Objective:
Copy each line below without leaving any out.

Excerpted data:

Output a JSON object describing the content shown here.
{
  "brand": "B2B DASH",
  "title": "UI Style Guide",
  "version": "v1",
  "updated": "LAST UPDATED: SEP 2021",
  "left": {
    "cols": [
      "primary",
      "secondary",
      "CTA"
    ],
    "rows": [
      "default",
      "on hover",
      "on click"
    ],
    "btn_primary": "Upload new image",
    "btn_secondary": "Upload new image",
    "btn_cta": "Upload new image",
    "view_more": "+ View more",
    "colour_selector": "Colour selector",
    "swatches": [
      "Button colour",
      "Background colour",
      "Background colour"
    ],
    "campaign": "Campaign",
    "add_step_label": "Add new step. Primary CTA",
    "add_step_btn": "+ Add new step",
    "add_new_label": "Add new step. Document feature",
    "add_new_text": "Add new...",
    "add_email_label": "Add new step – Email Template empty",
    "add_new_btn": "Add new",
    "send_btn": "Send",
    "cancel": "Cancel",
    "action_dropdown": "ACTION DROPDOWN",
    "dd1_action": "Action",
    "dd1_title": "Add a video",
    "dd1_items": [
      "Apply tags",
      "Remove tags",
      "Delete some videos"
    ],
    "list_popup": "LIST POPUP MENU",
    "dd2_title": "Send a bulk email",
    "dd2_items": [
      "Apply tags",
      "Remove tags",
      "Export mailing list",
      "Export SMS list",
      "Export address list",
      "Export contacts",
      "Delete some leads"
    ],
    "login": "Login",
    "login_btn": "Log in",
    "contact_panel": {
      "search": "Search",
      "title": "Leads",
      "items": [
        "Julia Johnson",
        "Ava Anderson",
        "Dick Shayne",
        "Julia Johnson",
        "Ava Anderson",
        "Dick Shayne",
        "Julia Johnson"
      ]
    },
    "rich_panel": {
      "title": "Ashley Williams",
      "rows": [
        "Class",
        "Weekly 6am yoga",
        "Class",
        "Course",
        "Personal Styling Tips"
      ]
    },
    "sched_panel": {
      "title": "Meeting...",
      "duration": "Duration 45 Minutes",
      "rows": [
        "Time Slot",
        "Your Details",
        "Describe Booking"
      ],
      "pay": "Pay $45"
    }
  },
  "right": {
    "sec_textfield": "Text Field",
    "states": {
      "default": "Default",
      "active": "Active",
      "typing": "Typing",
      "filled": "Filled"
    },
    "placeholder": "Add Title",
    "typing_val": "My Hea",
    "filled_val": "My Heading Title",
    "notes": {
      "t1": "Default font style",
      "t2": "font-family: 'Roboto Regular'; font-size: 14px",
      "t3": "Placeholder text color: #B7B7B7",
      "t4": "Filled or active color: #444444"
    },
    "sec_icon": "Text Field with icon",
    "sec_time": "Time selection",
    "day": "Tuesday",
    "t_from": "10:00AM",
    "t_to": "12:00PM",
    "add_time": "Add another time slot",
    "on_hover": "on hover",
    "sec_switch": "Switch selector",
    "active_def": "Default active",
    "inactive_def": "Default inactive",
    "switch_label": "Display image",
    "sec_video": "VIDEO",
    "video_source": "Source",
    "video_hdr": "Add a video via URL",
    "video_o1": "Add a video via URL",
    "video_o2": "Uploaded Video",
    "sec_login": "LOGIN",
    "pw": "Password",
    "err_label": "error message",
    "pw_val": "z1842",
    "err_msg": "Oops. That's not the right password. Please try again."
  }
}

Written answer:
Output a JSON object describing the content shown here.
{
  "brand": "B2B DASH",
  "title": "UI Style Guide",
  "version": "v1",
  "updated": "LAST UPDATED: SEP 2021",
  "left": {
    "cols": [
      "primary",
      "secondary",
      "CTA"
    ],
    "rows": [
      "default",
      "on hover",
      "on click"
    ],
    "btn_primary": "Upload new image",
    "btn_secondary": "Upload new image",
    "btn_cta": "Upload new image",
    "view_more": "+ View more",
    "colour_selector": "Colour selector",
    "swatches": [
      "Button colour",
      "Background colour",
      "Background colour"
    ],
    "campaign": "Campaign",
    "add_step_label": "Add new step. Primary CTA",
    "add_step_btn": "+ Add new step",
    "add_new_label": "Add new step. Document feature",
    "add_new_text": "Add new...",
    "add_email_label": "Add new step – Email Template empty",
    "add_new_btn": "Add new",
    "send_btn": "Send",
    "cancel": "Cancel",
    "action_dropdown": "ACTION DROPDOWN",
    "dd1_action": "Action",
    "dd1_title": "Add a video",
    "dd1_items": [
      "Apply tags",
      "Remove tags",
      "Delete some videos"
    ],
    "list_popup": "LIST POPUP MENU",
    "dd2_title": "Send a bulk email",
    "dd2_items": [
      "Apply tags",
      "Remove tags",
      "Export mailing list",
      "Export SMS list",
      "Export address list",
      "Export contacts",
      "Delete some leads"
    ],
    "login": "Login",
    "login_btn": "Log in",
    "contact_panel": {
      "search": "Search",
      "title": "Leads",
      "items": [
        "Julia Johnson",
        "Ava Anderson",
        "Dick Shayne",
        "Julia Johnson",
        "Ava Anderson",
        "Dick Shayne",
        "Julia Johnson"
      ]
    },
    "rich_panel": {
      "title": "Ashley Williams",
      "rows": [
        "Class",
        "Weekly 6am yoga",
        "Class",
        "Course",
        "Personal Styling Tips"
      ]
    },
    "sched_panel": {
      "title": "Meeting...",
      "duration": "Duration 45 Minutes",
      "rows": [
        "Time Slot",
        "Your Details",
        "Describe Booking"
      ],
      "pay": "Pay $45"
    }
  },
  "right": {
    "sec_textfield": "Text Field",
    "states": {
      "default": "Default",
      "active": "Active",
      "typing": "Typing",
      "filled": "Filled"
    },
    "placeholder": "Add Title",
    "typing_val": "My Hea",
    "filled_val": "My Heading Title",
    "notes": {
      "t1": "Default font style",
      "t2": "font-family: 'Roboto Regular'; font-size: 14px",
      "t3": "Placeholder text color: #B7B7B7",
      "t4": "Filled or active color: #444444"
    },
    "sec_icon": "Text Field with icon",
    "sec_time": "Time selection",
    "day": "Tuesday",
    "t_from": "10:00AM",
    "t_to": "12:00PM",
    "add_time": "Add another time slot",
    "on_hover": "on hover",
    "sec_switch": "Switch selector",
    "active_def": "Default active",
    "inactive_def": "Default inactive",
    "switch_label": "Display image",
    "sec_video": "VIDEO",
    "video_source": "Source",
    "video_hdr": "Add a video via URL",
    "video_o1": "Add a video via URL",
    "video_o2": "Uploaded Video",
    "sec_login": "LOGIN",
    "pw": "Password",
    "err_label": "error message",
    "pw_val": "z1842",
    "err_msg": "Oops. That's not the right password. Please try again."
  }
}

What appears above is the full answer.